───── SUPPLIED RECORDS
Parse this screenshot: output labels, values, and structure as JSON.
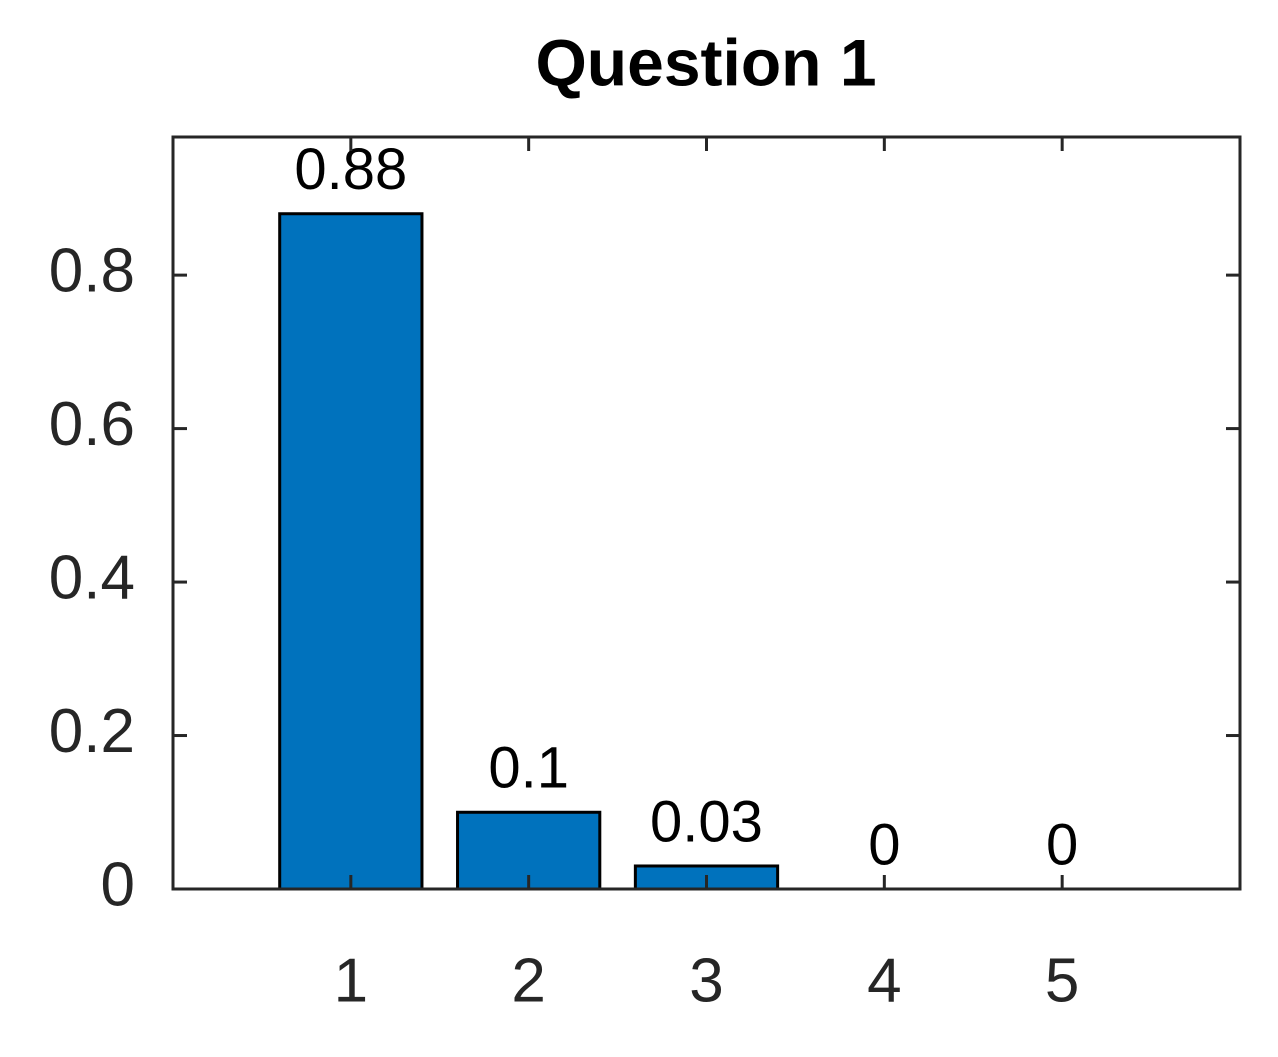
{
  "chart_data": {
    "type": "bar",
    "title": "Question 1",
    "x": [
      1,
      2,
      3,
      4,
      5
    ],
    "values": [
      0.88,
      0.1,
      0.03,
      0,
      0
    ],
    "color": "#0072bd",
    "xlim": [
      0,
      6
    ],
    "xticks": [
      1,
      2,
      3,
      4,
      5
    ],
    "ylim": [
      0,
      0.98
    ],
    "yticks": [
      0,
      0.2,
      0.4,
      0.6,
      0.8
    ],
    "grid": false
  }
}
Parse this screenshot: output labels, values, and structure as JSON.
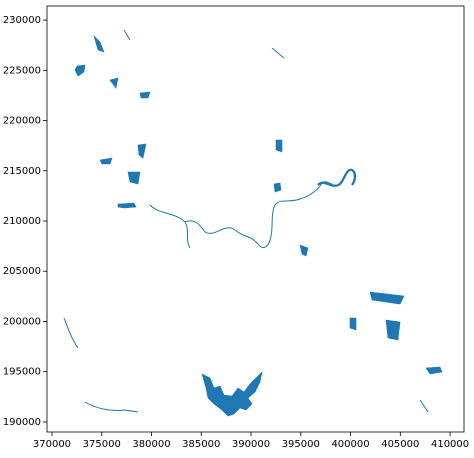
──────────
## TASK TO COMPLETE
All records should be output exactly, with the pictures left out.

## REPLY
Parse this screenshot: output labels, values, and structure as JSON.
{
  "chart_data": {
    "type": "bar",
    "title": "Question 1",
    "x": [
      1,
      2,
      3,
      4,
      5
    ],
    "values": [
      0.88,
      0.1,
      0.03,
      0,
      0
    ],
    "color": "#0072bd",
    "xlim": [
      0,
      6
    ],
    "xticks": [
      1,
      2,
      3,
      4,
      5
    ],
    "ylim": [
      0,
      0.98
    ],
    "yticks": [
      0,
      0.2,
      0.4,
      0.6,
      0.8
    ],
    "grid": false
  }
}
Parse this screenshot: output labels, values, and structure as JSON.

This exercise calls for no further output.